<<<<

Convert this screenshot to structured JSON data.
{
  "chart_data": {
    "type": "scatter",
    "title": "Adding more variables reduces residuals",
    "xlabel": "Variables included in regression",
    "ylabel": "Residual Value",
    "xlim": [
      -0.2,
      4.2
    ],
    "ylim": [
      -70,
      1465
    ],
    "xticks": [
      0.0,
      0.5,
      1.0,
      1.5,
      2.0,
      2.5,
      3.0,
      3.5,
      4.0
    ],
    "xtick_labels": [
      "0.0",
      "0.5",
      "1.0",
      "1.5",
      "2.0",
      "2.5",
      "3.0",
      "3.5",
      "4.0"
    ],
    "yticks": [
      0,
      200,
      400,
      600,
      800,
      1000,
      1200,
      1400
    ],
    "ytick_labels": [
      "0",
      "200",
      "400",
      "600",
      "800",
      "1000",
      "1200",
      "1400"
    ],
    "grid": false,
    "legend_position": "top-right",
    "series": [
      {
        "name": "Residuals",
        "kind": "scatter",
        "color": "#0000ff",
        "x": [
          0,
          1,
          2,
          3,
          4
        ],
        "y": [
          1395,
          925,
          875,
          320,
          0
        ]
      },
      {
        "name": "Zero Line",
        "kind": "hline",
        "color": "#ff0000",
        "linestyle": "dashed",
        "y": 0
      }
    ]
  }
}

>>>>

▸ **Task requirements**
Transcribe every entry exactly.

▸ **Exercise output**
Convert this screenshot to structured JSON data.
{
  "chart_data": {
    "type": "scatter",
    "title": "Adding more variables reduces residuals",
    "xlabel": "Variables included in regression",
    "ylabel": "Residual Value",
    "xlim": [
      -0.2,
      4.2
    ],
    "ylim": [
      -70,
      1465
    ],
    "xticks": [
      0.0,
      0.5,
      1.0,
      1.5,
      2.0,
      2.5,
      3.0,
      3.5,
      4.0
    ],
    "xtick_labels": [
      "0.0",
      "0.5",
      "1.0",
      "1.5",
      "2.0",
      "2.5",
      "3.0",
      "3.5",
      "4.0"
    ],
    "yticks": [
      0,
      200,
      400,
      600,
      800,
      1000,
      1200,
      1400
    ],
    "ytick_labels": [
      "0",
      "200",
      "400",
      "600",
      "800",
      "1000",
      "1200",
      "1400"
    ],
    "grid": false,
    "legend_position": "top-right",
    "series": [
      {
        "name": "Residuals",
        "kind": "scatter",
        "color": "#0000ff",
        "x": [
          0,
          1,
          2,
          3,
          4
        ],
        "y": [
          1395,
          925,
          875,
          320,
          0
        ]
      },
      {
        "name": "Zero Line",
        "kind": "hline",
        "color": "#ff0000",
        "linestyle": "dashed",
        "y": 0
      }
    ]
  }
}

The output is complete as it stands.